▶ **Required task**
Transcribe the full listing below exactly.

▶ **Records shown**
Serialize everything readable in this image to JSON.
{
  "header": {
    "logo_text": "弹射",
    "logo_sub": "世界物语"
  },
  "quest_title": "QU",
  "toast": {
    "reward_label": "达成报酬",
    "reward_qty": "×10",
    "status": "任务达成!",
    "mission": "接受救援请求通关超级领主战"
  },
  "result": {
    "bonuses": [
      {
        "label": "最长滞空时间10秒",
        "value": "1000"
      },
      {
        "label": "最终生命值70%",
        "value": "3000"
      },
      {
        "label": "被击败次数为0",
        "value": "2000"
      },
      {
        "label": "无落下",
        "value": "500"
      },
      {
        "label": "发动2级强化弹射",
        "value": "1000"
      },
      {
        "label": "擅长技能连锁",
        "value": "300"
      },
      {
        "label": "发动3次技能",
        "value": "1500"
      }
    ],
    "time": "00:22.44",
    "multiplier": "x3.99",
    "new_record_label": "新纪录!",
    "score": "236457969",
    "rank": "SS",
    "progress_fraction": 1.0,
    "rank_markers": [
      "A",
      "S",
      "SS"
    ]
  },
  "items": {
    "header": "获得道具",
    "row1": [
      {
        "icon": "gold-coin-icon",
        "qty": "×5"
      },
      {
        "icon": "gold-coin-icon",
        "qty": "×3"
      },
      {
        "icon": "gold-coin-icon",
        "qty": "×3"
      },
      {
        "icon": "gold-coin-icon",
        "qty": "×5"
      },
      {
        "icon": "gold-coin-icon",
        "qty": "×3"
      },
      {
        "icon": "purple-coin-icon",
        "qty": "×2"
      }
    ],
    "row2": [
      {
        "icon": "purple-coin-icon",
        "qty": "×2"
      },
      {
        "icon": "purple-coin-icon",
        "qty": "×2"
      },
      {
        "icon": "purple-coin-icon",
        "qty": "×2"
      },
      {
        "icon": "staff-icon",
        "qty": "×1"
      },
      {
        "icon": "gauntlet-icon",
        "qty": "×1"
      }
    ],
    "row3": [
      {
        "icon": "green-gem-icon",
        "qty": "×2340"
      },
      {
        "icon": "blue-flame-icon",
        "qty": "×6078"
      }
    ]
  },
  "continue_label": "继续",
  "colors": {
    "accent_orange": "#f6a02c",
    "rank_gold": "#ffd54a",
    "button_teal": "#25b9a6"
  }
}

▶ **Worked answer**
Serialize everything readable in this image to JSON.
{
  "header": {
    "logo_text": "弹射",
    "logo_sub": "世界物语"
  },
  "quest_title": "QU",
  "toast": {
    "reward_label": "达成报酬",
    "reward_qty": "×10",
    "status": "任务达成!",
    "mission": "接受救援请求通关超级领主战"
  },
  "result": {
    "bonuses": [
      {
        "label": "最长滞空时间10秒",
        "value": "1000"
      },
      {
        "label": "最终生命值70%",
        "value": "3000"
      },
      {
        "label": "被击败次数为0",
        "value": "2000"
      },
      {
        "label": "无落下",
        "value": "500"
      },
      {
        "label": "发动2级强化弹射",
        "value": "1000"
      },
      {
        "label": "擅长技能连锁",
        "value": "300"
      },
      {
        "label": "发动3次技能",
        "value": "1500"
      }
    ],
    "time": "00:22.44",
    "multiplier": "x3.99",
    "new_record_label": "新纪录!",
    "score": "236457969",
    "rank": "SS",
    "progress_fraction": 1.0,
    "rank_markers": [
      "A",
      "S",
      "SS"
    ]
  },
  "items": {
    "header": "获得道具",
    "row1": [
      {
        "icon": "gold-coin-icon",
        "qty": "×5"
      },
      {
        "icon": "gold-coin-icon",
        "qty": "×3"
      },
      {
        "icon": "gold-coin-icon",
        "qty": "×3"
      },
      {
        "icon": "gold-coin-icon",
        "qty": "×5"
      },
      {
        "icon": "gold-coin-icon",
        "qty": "×3"
      },
      {
        "icon": "purple-coin-icon",
        "qty": "×2"
      }
    ],
    "row2": [
      {
        "icon": "purple-coin-icon",
        "qty": "×2"
      },
      {
        "icon": "purple-coin-icon",
        "qty": "×2"
      },
      {
        "icon": "purple-coin-icon",
        "qty": "×2"
      },
      {
        "icon": "staff-icon",
        "qty": "×1"
      },
      {
        "icon": "gauntlet-icon",
        "qty": "×1"
      }
    ],
    "row3": [
      {
        "icon": "green-gem-icon",
        "qty": "×2340"
      },
      {
        "icon": "blue-flame-icon",
        "qty": "×6078"
      }
    ]
  },
  "continue_label": "继续",
  "colors": {
    "accent_orange": "#f6a02c",
    "rank_gold": "#ffd54a",
    "button_teal": "#25b9a6"
  }
}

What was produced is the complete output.